→ Exercise goal
Go through the entries below and return every line that contains "cells".

BEGIN

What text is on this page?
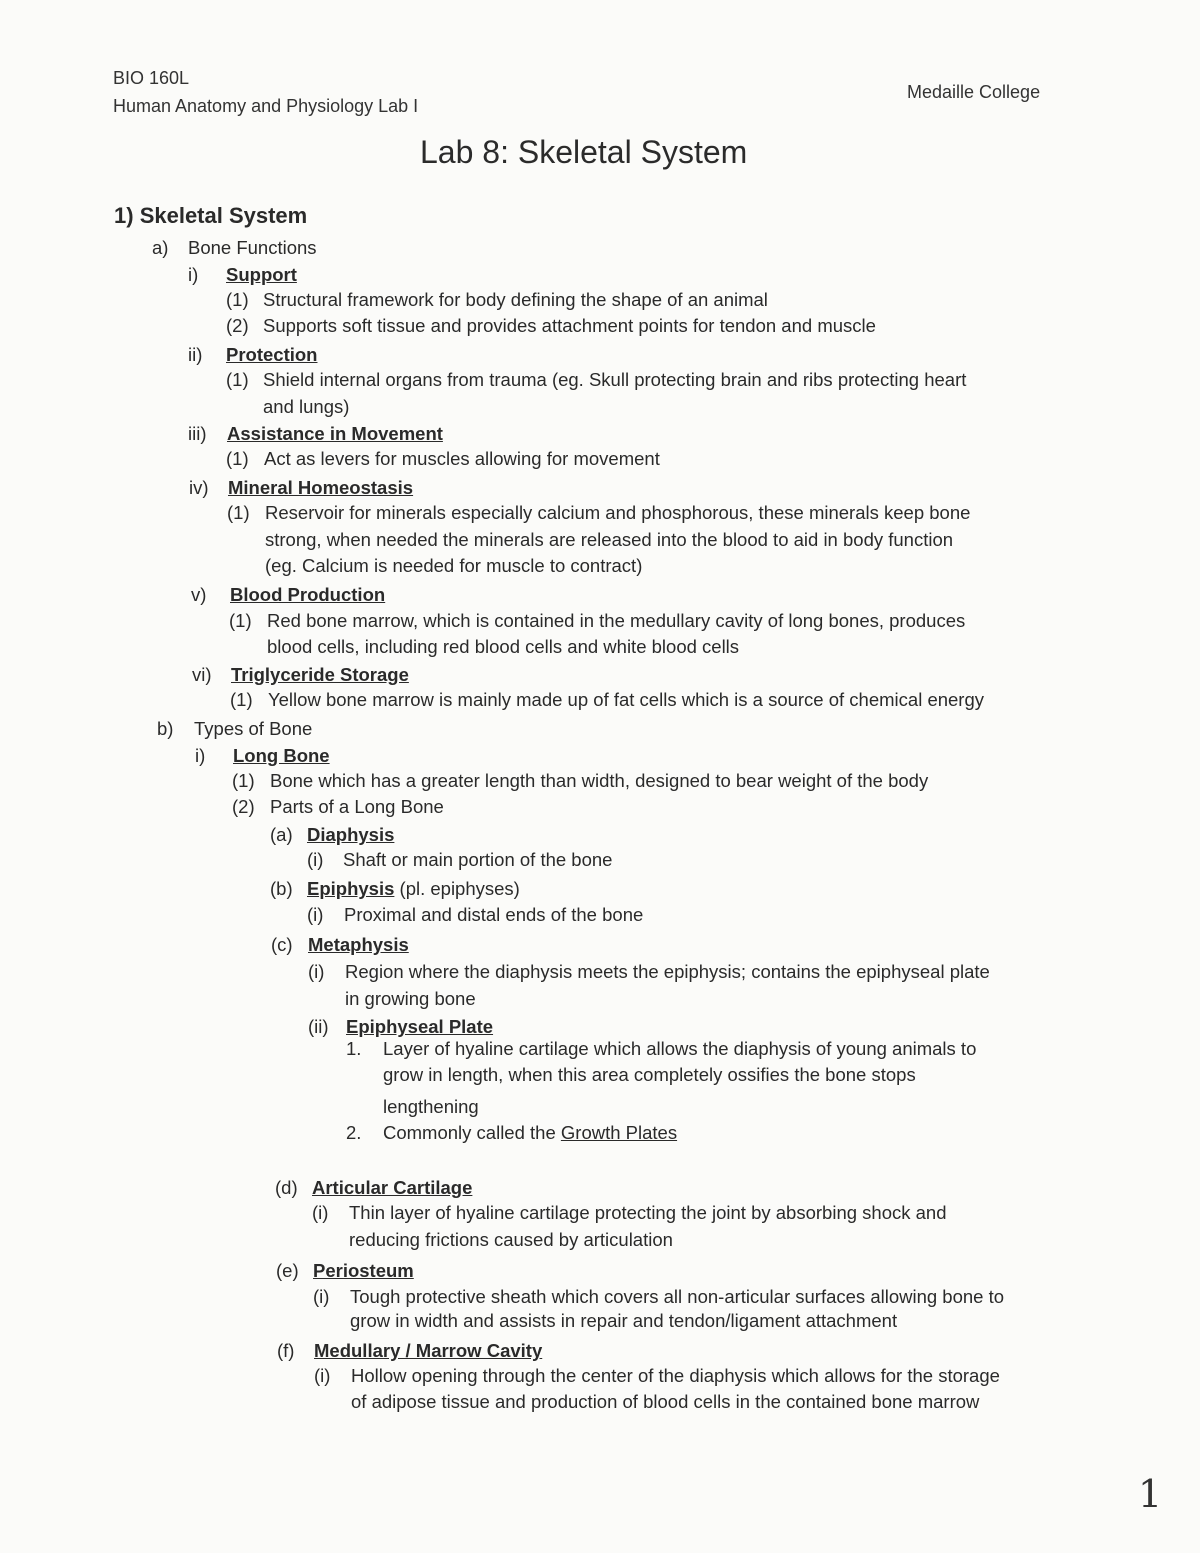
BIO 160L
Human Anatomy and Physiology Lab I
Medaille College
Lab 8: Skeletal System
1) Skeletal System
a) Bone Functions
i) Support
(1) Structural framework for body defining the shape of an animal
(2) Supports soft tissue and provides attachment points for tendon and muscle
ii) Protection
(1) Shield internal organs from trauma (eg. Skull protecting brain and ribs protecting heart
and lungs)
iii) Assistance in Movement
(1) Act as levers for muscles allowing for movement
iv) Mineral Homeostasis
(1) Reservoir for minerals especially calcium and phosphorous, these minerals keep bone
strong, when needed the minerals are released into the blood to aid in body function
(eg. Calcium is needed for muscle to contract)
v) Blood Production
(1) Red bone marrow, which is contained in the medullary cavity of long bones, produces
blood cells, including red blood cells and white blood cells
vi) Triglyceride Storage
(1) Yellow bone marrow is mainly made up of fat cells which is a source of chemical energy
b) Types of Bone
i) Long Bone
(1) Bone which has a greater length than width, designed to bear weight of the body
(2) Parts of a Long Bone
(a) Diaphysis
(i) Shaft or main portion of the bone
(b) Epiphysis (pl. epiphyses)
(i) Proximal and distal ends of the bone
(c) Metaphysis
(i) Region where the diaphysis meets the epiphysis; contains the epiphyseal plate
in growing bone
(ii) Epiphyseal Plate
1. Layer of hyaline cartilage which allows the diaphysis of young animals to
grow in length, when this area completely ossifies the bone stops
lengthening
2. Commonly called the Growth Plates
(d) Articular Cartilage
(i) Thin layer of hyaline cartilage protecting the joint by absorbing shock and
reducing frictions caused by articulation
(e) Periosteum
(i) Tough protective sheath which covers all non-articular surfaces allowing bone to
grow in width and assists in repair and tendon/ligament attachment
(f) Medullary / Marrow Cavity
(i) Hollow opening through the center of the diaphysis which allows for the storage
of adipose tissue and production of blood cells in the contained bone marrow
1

END

→ Answer to the exercise
blood cells, including red blood cells and white blood cells
(1) Yellow bone marrow is mainly made up of fat cells which is a source of chemical energy
of adipose tissue and production of blood cells in the contained bone marrow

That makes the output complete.